### [DIRECTIONS FOR THIS TASK]
Locate every line below that contains the word "screenshot" and copy it.

### [DATASET EXTRACT]
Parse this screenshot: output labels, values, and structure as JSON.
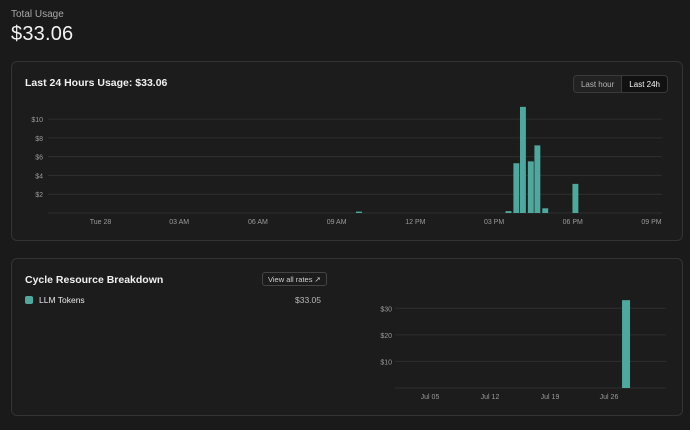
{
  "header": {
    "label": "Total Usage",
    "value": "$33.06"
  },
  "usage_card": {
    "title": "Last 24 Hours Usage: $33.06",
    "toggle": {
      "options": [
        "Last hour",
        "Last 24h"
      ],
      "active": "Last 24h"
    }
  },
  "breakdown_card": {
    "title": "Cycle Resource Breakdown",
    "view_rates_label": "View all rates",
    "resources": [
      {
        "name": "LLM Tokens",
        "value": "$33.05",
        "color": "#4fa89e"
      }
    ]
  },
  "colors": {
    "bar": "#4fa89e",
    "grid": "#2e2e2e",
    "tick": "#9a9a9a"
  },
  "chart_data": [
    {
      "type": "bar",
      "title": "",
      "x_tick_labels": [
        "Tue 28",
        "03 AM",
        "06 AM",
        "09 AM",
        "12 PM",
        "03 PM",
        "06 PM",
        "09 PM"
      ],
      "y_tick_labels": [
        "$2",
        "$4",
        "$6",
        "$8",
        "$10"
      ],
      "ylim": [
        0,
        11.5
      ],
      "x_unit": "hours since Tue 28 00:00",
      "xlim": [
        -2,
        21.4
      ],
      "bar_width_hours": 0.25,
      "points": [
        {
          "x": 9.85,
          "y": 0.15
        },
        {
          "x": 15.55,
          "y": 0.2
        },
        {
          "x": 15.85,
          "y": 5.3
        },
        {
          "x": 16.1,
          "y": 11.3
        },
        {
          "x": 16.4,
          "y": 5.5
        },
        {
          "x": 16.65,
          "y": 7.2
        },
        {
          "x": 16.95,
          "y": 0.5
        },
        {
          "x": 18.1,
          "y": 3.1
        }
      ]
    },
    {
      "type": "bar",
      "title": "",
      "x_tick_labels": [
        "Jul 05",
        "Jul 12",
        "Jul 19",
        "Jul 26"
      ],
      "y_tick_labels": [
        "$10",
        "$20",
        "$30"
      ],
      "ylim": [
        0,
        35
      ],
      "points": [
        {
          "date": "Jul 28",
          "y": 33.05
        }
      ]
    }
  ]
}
==
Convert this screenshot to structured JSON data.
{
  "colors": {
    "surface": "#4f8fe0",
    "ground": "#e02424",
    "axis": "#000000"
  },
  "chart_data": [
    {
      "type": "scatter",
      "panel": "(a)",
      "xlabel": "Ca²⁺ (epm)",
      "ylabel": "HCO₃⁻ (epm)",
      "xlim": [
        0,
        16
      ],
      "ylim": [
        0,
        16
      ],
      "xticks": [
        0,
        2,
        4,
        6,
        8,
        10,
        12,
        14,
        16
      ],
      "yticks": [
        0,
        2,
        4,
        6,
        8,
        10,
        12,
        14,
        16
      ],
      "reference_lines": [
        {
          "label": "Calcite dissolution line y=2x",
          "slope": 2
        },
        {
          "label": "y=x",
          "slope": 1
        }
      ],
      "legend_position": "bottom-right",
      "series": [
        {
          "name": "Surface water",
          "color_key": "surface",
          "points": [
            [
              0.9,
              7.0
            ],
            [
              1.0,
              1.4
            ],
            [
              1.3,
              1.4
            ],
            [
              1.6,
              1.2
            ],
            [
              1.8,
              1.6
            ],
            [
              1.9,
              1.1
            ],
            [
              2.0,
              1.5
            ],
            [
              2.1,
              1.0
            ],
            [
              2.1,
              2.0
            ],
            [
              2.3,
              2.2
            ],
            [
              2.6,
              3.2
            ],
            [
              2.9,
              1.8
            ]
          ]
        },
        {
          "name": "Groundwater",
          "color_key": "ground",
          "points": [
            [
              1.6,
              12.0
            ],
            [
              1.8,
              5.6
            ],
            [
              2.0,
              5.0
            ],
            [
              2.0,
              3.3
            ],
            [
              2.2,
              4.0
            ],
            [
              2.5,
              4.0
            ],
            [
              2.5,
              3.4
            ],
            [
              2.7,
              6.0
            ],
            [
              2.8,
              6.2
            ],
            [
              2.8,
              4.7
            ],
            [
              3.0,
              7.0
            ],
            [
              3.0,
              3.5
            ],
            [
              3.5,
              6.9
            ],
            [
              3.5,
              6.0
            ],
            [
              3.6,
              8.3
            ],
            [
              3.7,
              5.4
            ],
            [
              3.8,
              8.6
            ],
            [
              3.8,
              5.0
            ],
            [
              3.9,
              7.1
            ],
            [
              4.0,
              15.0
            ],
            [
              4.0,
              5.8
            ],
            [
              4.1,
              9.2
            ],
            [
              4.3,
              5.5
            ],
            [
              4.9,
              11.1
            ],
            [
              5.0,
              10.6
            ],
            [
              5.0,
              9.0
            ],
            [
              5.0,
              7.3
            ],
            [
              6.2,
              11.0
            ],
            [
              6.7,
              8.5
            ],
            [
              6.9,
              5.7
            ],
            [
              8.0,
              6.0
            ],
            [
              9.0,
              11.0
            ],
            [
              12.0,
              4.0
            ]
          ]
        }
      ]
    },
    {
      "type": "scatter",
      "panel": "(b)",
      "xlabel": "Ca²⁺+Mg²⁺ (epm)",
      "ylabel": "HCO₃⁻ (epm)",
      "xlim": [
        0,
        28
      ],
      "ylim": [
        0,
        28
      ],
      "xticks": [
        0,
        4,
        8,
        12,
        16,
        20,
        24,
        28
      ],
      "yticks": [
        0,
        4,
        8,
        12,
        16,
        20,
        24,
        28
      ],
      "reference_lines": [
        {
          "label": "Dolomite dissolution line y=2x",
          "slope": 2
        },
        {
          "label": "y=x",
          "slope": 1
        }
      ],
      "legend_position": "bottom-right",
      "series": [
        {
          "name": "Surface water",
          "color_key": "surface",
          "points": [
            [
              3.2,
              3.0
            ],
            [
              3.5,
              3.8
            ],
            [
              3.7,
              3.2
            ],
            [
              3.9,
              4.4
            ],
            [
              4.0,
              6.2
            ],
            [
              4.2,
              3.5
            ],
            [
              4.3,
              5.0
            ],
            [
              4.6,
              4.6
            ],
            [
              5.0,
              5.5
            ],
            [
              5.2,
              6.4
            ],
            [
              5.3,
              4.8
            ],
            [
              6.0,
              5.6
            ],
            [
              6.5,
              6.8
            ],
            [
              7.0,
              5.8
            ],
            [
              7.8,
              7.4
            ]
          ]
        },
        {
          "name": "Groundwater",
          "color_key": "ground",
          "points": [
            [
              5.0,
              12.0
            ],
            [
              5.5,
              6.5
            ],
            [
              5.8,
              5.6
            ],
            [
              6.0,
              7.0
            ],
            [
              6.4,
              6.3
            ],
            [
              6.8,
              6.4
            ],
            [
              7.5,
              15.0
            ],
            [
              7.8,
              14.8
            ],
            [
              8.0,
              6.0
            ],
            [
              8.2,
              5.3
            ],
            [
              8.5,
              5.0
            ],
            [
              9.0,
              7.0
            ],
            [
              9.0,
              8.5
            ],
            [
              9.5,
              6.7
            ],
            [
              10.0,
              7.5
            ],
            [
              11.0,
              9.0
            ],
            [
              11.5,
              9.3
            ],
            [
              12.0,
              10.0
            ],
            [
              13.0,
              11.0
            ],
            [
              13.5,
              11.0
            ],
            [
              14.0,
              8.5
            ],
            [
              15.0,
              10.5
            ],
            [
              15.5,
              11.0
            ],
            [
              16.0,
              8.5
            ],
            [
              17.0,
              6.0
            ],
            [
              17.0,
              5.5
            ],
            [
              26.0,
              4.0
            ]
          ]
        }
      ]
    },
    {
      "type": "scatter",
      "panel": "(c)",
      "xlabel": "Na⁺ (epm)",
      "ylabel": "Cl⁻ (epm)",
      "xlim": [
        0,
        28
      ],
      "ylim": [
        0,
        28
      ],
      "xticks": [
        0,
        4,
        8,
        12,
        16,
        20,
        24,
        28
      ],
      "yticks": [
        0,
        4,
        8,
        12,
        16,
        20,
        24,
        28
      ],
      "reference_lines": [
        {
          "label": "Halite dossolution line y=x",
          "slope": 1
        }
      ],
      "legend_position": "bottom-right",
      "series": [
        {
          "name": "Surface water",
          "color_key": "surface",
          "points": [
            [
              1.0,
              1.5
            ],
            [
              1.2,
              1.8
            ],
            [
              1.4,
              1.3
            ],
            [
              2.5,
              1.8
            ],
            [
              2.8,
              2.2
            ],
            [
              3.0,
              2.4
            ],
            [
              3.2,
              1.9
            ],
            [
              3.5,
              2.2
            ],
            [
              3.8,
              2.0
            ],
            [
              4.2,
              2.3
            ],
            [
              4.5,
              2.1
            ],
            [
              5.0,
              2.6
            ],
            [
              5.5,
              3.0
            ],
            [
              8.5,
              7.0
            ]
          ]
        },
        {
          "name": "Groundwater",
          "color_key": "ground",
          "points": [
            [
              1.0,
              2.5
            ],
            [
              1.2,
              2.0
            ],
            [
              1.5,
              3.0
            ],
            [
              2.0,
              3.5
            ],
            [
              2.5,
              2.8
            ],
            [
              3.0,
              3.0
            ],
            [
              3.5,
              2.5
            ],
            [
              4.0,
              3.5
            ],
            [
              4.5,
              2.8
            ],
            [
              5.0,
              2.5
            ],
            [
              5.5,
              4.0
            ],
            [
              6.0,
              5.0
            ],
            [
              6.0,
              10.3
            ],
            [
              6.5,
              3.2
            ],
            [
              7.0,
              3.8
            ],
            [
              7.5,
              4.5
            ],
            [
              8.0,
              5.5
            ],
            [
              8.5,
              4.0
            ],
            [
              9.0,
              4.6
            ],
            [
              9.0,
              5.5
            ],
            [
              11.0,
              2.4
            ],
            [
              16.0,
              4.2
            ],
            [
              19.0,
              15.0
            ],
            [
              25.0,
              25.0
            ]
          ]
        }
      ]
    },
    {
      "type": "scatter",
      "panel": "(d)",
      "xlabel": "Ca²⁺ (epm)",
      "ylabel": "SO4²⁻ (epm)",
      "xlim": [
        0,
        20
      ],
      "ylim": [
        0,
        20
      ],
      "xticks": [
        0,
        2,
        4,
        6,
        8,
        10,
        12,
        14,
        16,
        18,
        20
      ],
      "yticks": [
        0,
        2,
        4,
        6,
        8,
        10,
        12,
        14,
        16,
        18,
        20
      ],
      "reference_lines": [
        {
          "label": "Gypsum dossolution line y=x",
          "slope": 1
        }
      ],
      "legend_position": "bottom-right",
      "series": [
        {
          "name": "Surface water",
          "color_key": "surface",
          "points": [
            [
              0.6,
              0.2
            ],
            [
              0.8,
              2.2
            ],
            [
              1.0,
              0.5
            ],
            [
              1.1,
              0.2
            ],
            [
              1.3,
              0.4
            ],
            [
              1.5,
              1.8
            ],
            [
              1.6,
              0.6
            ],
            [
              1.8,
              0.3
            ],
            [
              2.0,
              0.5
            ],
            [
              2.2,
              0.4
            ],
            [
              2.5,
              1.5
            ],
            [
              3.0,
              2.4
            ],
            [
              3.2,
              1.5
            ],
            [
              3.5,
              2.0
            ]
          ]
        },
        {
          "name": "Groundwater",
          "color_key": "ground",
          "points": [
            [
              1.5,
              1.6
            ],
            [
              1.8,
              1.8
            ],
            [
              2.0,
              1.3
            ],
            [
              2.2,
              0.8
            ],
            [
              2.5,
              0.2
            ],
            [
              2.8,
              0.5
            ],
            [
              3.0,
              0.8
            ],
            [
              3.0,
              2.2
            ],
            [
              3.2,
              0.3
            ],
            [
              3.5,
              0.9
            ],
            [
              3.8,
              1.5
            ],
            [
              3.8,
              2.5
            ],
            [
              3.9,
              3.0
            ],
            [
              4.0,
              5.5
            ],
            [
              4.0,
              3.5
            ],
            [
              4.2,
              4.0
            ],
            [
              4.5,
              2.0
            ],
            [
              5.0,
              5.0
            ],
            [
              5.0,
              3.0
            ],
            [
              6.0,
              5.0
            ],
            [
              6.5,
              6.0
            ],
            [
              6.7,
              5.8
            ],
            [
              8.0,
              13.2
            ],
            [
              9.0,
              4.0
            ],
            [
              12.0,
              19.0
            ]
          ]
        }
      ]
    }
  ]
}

### [FULL OUTPUT]
Parse this screenshot: output labels, values, and structure as JSON.
Convert this screenshot to structured JSON data.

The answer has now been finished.